[Given instruction]
Leaving out the pictures, retype all the material exactly.

----- Information shown -----

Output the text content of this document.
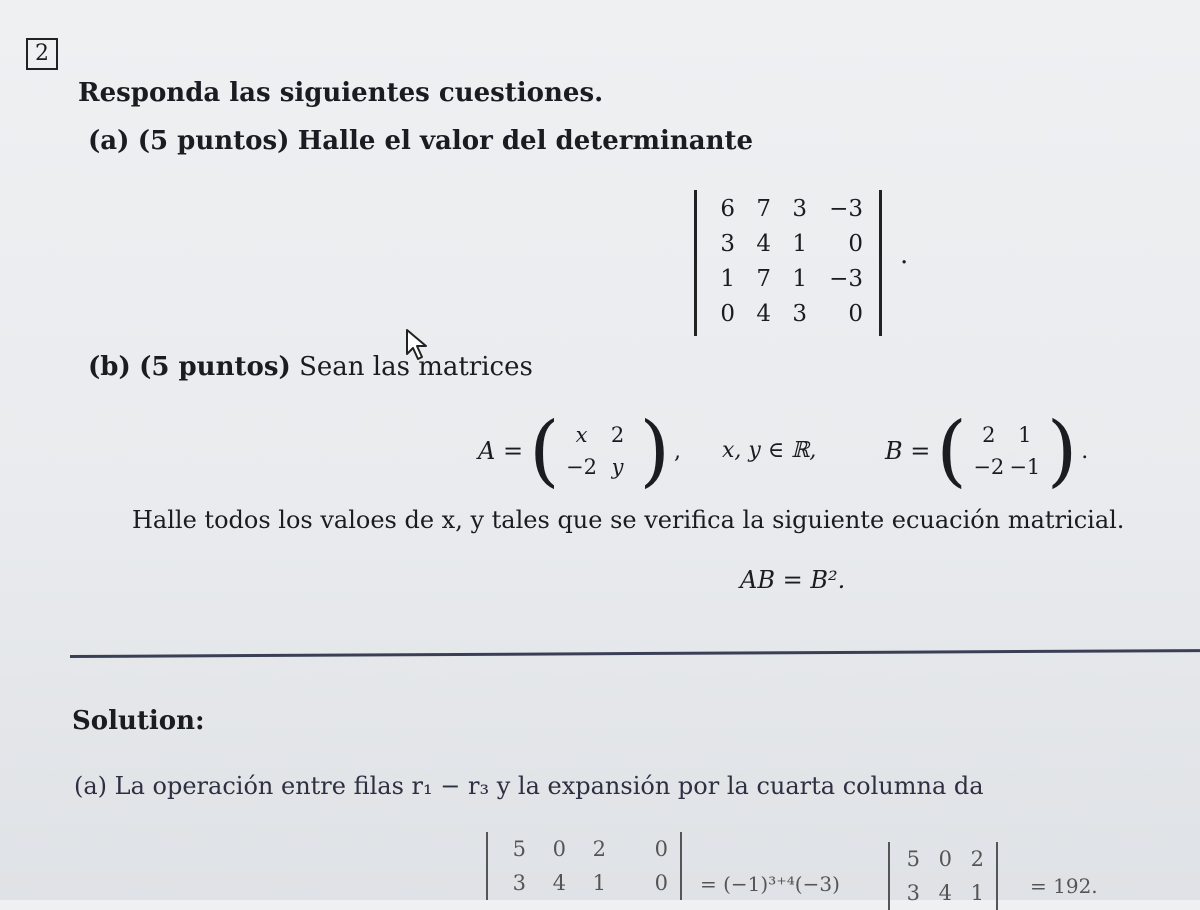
2
Responda las siguientes cuestiones.
(a) (5 puntos) Halle el valor del determinante
6 7 3 −3
3 4 1	0
1 7 1 −3
0 4 3	0
.
(b) (5 puntos) Sean las matrices
A = ( x	2
−2 y ) , x, y ∈ ℝ,	B = ( 2	1
−2 −1 ) .
Halle todos los valoes de x, y tales que se verifica la siguiente ecuación matricial.
AB = B².
Solution:
(a) La operación entre filas r₁ − r₃ y la expansión por la cuarta columna da
5	0	2	0
3	4	1	0	= (−1)³⁺⁴(−3)
5 0 2
3 4 1	= 192.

-----

[Problem solution]
Output the text content of this document.
2
Responda las siguientes cuestiones.
(a) (5 puntos) Halle el valor del determinante
6 7 3 −3
3 4 1	0
1 7 1 −3
0 4 3	0
.
(b) (5 puntos) Sean las matrices
A = ( x	2
−2 y ) , x, y ∈ ℝ,	B = ( 2	1
−2 −1 ) .
Halle todos los valoes de x, y tales que se verifica la siguiente ecuación matricial.
AB = B².
Solution:
(a) La operación entre filas r₁ − r₃ y la expansión por la cuarta columna da
5	0	2	0
3	4	1	0	= (−1)³⁺⁴(−3)
5 0 2
3 4 1	= 192.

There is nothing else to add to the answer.